Stated exercise:
Render every entry verbatim.

Records shown:
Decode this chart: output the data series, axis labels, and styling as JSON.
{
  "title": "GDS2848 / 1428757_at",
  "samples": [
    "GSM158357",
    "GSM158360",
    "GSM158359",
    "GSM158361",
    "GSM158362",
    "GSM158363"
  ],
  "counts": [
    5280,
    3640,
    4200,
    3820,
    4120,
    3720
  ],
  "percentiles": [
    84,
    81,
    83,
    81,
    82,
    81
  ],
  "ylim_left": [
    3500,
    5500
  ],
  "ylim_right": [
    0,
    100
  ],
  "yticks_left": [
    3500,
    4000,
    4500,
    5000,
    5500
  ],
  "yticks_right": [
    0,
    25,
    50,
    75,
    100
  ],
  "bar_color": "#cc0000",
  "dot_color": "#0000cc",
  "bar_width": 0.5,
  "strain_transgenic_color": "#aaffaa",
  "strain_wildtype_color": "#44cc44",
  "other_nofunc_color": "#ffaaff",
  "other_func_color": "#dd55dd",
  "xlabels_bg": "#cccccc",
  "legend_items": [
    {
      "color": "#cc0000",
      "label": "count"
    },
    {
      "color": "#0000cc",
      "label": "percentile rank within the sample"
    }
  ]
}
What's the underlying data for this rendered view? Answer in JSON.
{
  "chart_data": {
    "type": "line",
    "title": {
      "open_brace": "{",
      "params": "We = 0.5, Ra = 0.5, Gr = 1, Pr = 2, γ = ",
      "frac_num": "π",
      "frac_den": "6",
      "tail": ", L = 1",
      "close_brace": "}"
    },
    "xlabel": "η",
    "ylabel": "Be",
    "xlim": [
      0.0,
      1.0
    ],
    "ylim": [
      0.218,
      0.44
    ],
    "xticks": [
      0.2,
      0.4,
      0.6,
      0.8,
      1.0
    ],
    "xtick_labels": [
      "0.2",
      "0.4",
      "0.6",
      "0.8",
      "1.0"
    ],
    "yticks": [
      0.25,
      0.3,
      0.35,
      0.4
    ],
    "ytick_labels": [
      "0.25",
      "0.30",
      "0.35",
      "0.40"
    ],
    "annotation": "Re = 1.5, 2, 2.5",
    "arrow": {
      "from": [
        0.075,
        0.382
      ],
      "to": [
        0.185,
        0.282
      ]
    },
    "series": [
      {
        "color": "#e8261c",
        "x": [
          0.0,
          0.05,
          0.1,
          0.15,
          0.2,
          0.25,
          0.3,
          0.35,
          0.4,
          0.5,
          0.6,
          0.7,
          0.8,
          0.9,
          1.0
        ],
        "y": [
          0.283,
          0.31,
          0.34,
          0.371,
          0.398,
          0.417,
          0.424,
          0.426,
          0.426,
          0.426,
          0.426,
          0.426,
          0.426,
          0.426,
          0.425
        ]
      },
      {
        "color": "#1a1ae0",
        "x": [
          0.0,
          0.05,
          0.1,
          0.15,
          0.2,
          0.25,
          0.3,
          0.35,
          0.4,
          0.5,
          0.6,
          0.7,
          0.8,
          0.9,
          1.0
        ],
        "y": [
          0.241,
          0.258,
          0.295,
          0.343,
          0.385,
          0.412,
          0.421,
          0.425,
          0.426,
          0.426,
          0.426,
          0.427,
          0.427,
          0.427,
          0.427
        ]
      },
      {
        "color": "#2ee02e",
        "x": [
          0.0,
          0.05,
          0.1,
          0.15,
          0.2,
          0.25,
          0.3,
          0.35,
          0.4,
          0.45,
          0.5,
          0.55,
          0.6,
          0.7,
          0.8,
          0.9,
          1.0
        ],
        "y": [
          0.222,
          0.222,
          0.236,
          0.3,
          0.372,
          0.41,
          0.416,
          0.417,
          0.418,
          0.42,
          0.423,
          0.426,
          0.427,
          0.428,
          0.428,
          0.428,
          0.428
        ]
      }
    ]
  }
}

Solved problem:
Decode this chart: output the data series, axis labels, and styling as JSON.
{
  "title": "GDS2848 / 1428757_at",
  "samples": [
    "GSM158357",
    "GSM158360",
    "GSM158359",
    "GSM158361",
    "GSM158362",
    "GSM158363"
  ],
  "counts": [
    5280,
    3640,
    4200,
    3820,
    4120,
    3720
  ],
  "percentiles": [
    84,
    81,
    83,
    81,
    82,
    81
  ],
  "ylim_left": [
    3500,
    5500
  ],
  "ylim_right": [
    0,
    100
  ],
  "yticks_left": [
    3500,
    4000,
    4500,
    5000,
    5500
  ],
  "yticks_right": [
    0,
    25,
    50,
    75,
    100
  ],
  "bar_color": "#cc0000",
  "dot_color": "#0000cc",
  "bar_width": 0.5,
  "strain_transgenic_color": "#aaffaa",
  "strain_wildtype_color": "#44cc44",
  "other_nofunc_color": "#ffaaff",
  "other_func_color": "#dd55dd",
  "xlabels_bg": "#cccccc",
  "legend_items": [
    {
      "color": "#cc0000",
      "label": "count"
    },
    {
      "color": "#0000cc",
      "label": "percentile rank within the sample"
    }
  ]
}
What's the underlying data for this rendered view? Answer in JSON.
{
  "chart_data": {
    "type": "line",
    "title": {
      "open_brace": "{",
      "params": "We = 0.5, Ra = 0.5, Gr = 1, Pr = 2, γ = ",
      "frac_num": "π",
      "frac_den": "6",
      "tail": ", L = 1",
      "close_brace": "}"
    },
    "xlabel": "η",
    "ylabel": "Be",
    "xlim": [
      0.0,
      1.0
    ],
    "ylim": [
      0.218,
      0.44
    ],
    "xticks": [
      0.2,
      0.4,
      0.6,
      0.8,
      1.0
    ],
    "xtick_labels": [
      "0.2",
      "0.4",
      "0.6",
      "0.8",
      "1.0"
    ],
    "yticks": [
      0.25,
      0.3,
      0.35,
      0.4
    ],
    "ytick_labels": [
      "0.25",
      "0.30",
      "0.35",
      "0.40"
    ],
    "annotation": "Re = 1.5, 2, 2.5",
    "arrow": {
      "from": [
        0.075,
        0.382
      ],
      "to": [
        0.185,
        0.282
      ]
    },
    "series": [
      {
        "color": "#e8261c",
        "x": [
          0.0,
          0.05,
          0.1,
          0.15,
          0.2,
          0.25,
          0.3,
          0.35,
          0.4,
          0.5,
          0.6,
          0.7,
          0.8,
          0.9,
          1.0
        ],
        "y": [
          0.283,
          0.31,
          0.34,
          0.371,
          0.398,
          0.417,
          0.424,
          0.426,
          0.426,
          0.426,
          0.426,
          0.426,
          0.426,
          0.426,
          0.425
        ]
      },
      {
        "color": "#1a1ae0",
        "x": [
          0.0,
          0.05,
          0.1,
          0.15,
          0.2,
          0.25,
          0.3,
          0.35,
          0.4,
          0.5,
          0.6,
          0.7,
          0.8,
          0.9,
          1.0
        ],
        "y": [
          0.241,
          0.258,
          0.295,
          0.343,
          0.385,
          0.412,
          0.421,
          0.425,
          0.426,
          0.426,
          0.426,
          0.427,
          0.427,
          0.427,
          0.427
        ]
      },
      {
        "color": "#2ee02e",
        "x": [
          0.0,
          0.05,
          0.1,
          0.15,
          0.2,
          0.25,
          0.3,
          0.35,
          0.4,
          0.45,
          0.5,
          0.55,
          0.6,
          0.7,
          0.8,
          0.9,
          1.0
        ],
        "y": [
          0.222,
          0.222,
          0.236,
          0.3,
          0.372,
          0.41,
          0.416,
          0.417,
          0.418,
          0.42,
          0.423,
          0.426,
          0.427,
          0.428,
          0.428,
          0.428,
          0.428
        ]
      }
    ]
  }
}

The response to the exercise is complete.